AIM >> Locate every line that holds the string "color" and copy it.

╭─ PROVIDED RECORDS

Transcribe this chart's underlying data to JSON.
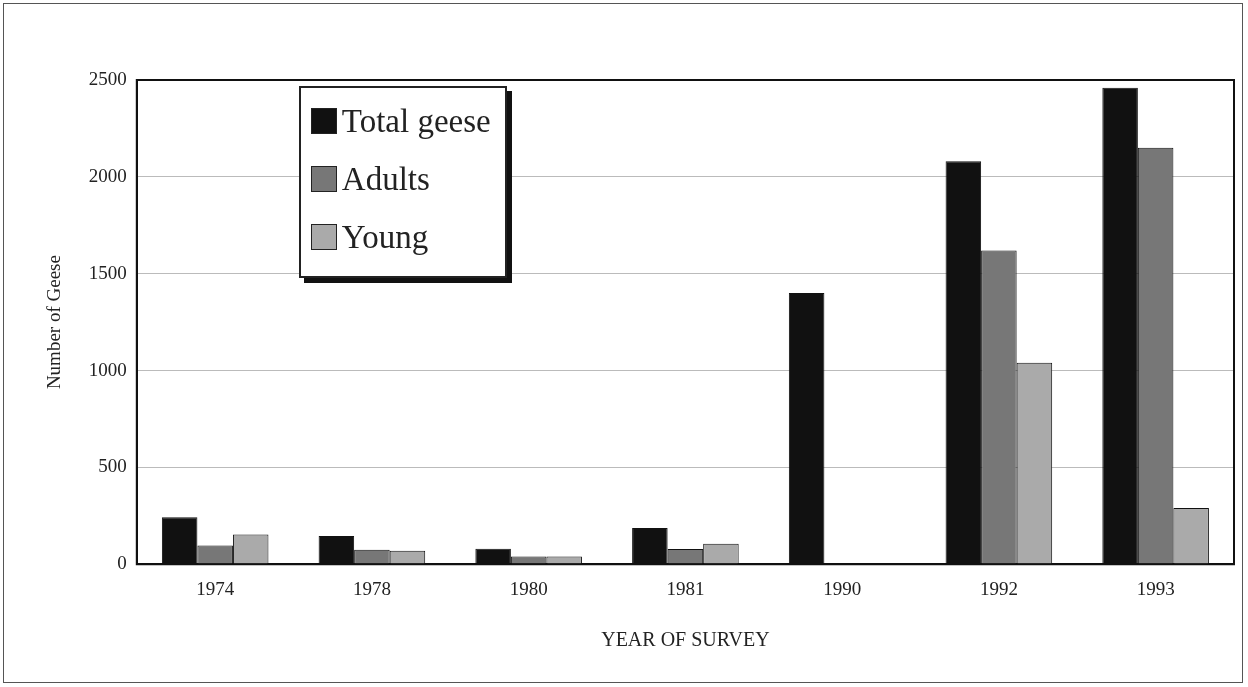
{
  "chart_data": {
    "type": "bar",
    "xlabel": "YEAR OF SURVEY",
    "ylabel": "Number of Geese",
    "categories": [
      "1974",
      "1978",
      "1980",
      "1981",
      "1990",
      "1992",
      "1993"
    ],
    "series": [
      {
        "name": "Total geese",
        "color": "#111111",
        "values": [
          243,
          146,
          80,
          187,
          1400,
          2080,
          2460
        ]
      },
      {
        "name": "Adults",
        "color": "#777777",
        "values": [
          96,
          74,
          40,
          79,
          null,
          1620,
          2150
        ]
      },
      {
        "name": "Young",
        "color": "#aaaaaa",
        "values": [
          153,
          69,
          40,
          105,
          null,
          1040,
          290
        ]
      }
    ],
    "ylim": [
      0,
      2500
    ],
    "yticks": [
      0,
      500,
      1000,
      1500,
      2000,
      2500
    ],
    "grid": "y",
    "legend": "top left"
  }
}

╰─

COMPLETE RESPONSE >>
        "color": "#111111",
        "color": "#777777",
        "color": "#aaaaaa",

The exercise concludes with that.